▶ WRITTEN REQUEST
Answer these questions from the martyrdom quotes page:
1. Which newsletter do quotes marked "unknown" usually come from?
2. What date range is given for the Letter to Diognetus?
3. In the chapter 7 quote, what are Christians exposed to in order to persuade them to deny the Lord?

▶ SELECTED EXTRACT
────────

Christian-History.org does not receive any personally identifiable information from the search bar below.
Martyrdom quotes from throughout Church History.
Quotes marked "unknown" are usually courtesy of the newsletter Revival List. They give permission to reuse their quotes.
Letter to Diognetus, AD 80 - 200
Christians … love all men, and are persecuted by all. They are unknown and condemned; they are put to death, and restored to life. They are poor, yet make many rich; they are in lack of all things, and yet abound in all; they are dishonored, and yet in their very dishonor are glorified. They are evil spoken of, and yet are justified; they are reviled, and bless; they are insulted, and repay the insult with honor; they do good, yet are punished as evil-doers. When punished, they rejoice as if quickened into life. They are assailed by the Jews as foreigners, and are persecuted by the Greeks; yet those who hate them are unable to assign any reason for their hatred. (ch. 5)
Don't you see them exposed to wild beasts for the purpose of persuading them to deny the Lord, yet they are not overcome? Don't you see that the more of them that are punished, the greater the number of the rest becomes? This does not seem to be the work of man. This is the power of God. These are the evidences of his appearance. (ch. 7)
When you despise that which is considered to be death here, then you shall fear what is truly death, which is reserved for those who shall be condemned to the eternal fire, which shall afflict to the end those that are committed to it. Then shall you admire those who for righteousness' sake endure the fire that is but for a moment, and you shall count them happy when you understand that fire. (ch. 10)

────────

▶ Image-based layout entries
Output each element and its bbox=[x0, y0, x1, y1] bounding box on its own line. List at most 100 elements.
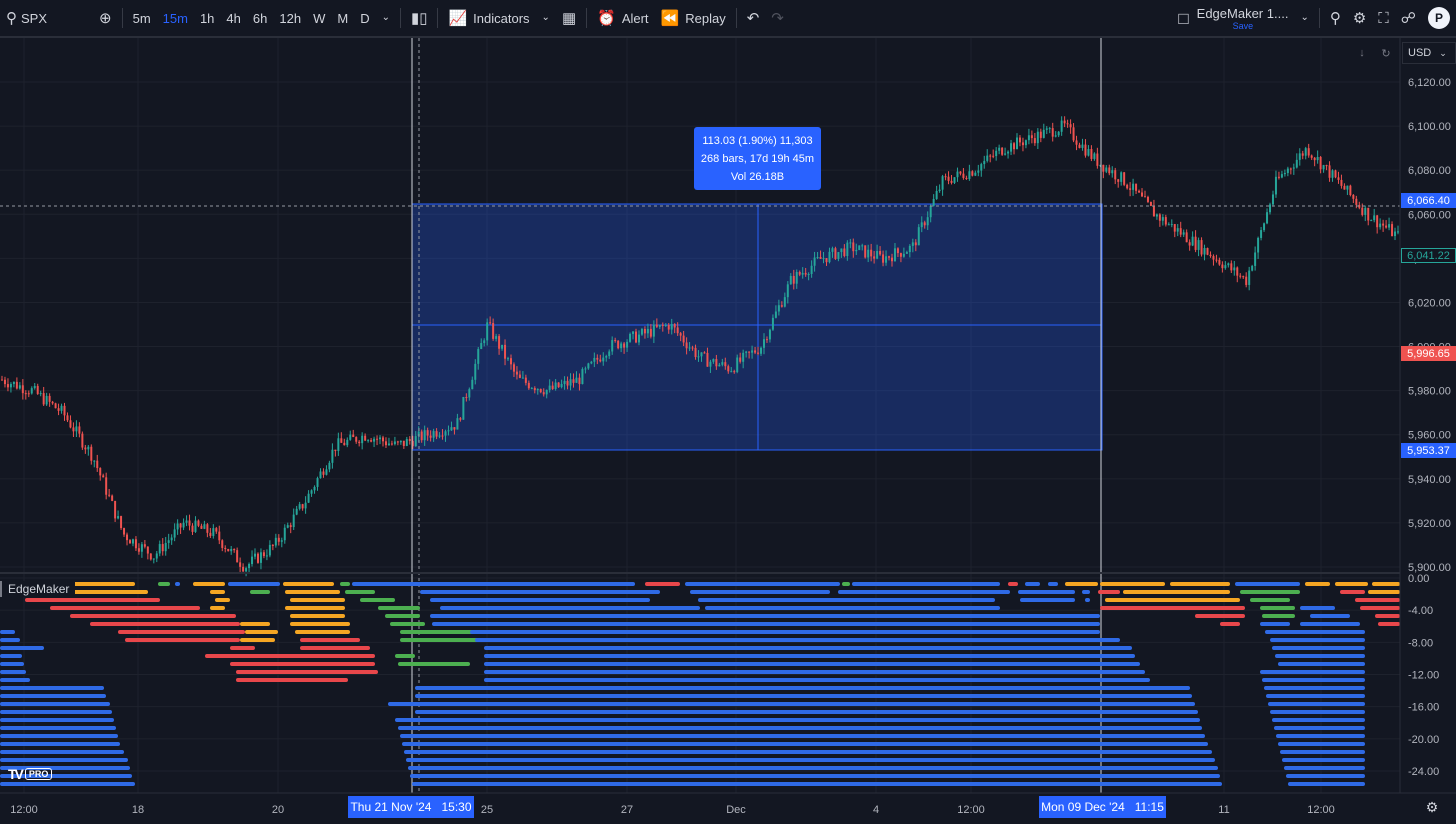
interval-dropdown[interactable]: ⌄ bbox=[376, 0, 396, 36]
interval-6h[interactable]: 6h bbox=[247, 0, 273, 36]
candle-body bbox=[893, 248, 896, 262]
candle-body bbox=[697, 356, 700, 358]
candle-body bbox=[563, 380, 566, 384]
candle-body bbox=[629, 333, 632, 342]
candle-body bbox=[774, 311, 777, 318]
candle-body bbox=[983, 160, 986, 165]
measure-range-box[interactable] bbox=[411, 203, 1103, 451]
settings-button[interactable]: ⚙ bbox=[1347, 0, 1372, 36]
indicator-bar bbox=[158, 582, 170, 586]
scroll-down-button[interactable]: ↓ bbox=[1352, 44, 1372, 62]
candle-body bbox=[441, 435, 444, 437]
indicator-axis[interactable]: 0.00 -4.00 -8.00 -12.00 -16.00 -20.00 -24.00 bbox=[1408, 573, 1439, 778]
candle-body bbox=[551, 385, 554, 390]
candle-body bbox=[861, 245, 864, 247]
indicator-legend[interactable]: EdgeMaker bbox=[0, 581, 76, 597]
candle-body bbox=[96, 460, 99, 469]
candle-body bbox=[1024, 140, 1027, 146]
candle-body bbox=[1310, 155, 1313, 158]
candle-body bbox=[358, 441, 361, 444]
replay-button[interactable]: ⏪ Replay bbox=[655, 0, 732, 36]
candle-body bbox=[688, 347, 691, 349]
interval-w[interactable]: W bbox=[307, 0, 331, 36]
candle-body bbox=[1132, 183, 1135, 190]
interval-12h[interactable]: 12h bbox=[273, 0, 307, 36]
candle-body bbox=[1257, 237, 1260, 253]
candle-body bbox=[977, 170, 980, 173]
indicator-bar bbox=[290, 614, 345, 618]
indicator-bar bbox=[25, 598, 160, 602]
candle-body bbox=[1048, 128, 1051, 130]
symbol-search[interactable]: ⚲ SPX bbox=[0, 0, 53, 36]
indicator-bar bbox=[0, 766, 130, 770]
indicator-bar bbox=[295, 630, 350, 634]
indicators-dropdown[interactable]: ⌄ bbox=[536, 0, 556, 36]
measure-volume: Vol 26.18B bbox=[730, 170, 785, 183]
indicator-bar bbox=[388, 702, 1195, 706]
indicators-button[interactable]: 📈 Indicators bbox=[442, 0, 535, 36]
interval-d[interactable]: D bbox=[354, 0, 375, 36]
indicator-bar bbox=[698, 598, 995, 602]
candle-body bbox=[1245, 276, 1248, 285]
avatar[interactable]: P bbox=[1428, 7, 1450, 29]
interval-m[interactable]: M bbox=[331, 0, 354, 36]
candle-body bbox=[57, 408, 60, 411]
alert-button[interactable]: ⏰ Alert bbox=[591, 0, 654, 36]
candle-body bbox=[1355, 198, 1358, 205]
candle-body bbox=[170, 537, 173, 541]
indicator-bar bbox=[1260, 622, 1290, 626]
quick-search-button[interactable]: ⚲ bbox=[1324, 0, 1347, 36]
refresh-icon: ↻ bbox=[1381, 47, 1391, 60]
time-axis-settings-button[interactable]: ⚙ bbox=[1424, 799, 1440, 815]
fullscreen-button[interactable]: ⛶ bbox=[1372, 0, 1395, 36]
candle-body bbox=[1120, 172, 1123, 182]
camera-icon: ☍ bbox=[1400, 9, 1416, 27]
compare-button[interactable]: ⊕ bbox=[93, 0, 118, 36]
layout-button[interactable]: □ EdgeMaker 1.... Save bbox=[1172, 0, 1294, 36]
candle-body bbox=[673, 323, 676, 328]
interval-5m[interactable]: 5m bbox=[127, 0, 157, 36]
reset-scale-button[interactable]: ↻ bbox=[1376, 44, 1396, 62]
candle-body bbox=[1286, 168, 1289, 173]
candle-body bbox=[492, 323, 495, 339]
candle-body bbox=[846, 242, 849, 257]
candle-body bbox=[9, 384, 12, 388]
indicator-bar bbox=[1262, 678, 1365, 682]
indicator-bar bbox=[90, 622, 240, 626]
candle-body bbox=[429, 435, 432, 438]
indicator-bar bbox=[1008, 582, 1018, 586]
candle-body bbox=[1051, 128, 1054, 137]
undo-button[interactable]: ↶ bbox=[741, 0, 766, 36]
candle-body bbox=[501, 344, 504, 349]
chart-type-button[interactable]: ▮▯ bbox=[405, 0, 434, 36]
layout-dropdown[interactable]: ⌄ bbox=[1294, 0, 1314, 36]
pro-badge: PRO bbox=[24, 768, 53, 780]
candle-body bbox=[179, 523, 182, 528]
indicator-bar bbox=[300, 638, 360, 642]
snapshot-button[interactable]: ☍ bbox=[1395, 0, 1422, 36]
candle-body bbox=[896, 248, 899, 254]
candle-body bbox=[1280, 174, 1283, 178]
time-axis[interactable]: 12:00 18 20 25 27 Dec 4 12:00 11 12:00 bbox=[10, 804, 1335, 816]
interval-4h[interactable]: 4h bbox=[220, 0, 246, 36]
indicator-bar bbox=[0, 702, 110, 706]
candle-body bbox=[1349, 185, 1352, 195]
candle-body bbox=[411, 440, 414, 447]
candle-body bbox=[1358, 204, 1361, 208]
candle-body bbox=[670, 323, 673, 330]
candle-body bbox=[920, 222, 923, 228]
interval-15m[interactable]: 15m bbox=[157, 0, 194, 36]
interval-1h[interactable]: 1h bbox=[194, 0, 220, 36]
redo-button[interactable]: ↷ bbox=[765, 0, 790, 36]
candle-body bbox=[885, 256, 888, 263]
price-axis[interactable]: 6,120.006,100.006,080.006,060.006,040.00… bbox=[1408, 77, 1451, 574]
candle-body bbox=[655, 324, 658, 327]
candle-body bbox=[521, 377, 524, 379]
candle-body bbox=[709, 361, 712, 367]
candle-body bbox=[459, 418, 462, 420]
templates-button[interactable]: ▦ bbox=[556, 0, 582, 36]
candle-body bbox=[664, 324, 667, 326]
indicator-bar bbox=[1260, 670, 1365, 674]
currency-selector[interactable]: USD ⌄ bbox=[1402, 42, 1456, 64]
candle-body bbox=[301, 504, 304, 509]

────────

▶ OUTPUT FOR THIS TASK
1. Revival List
2. AD 80 - 200
3. Wild beasts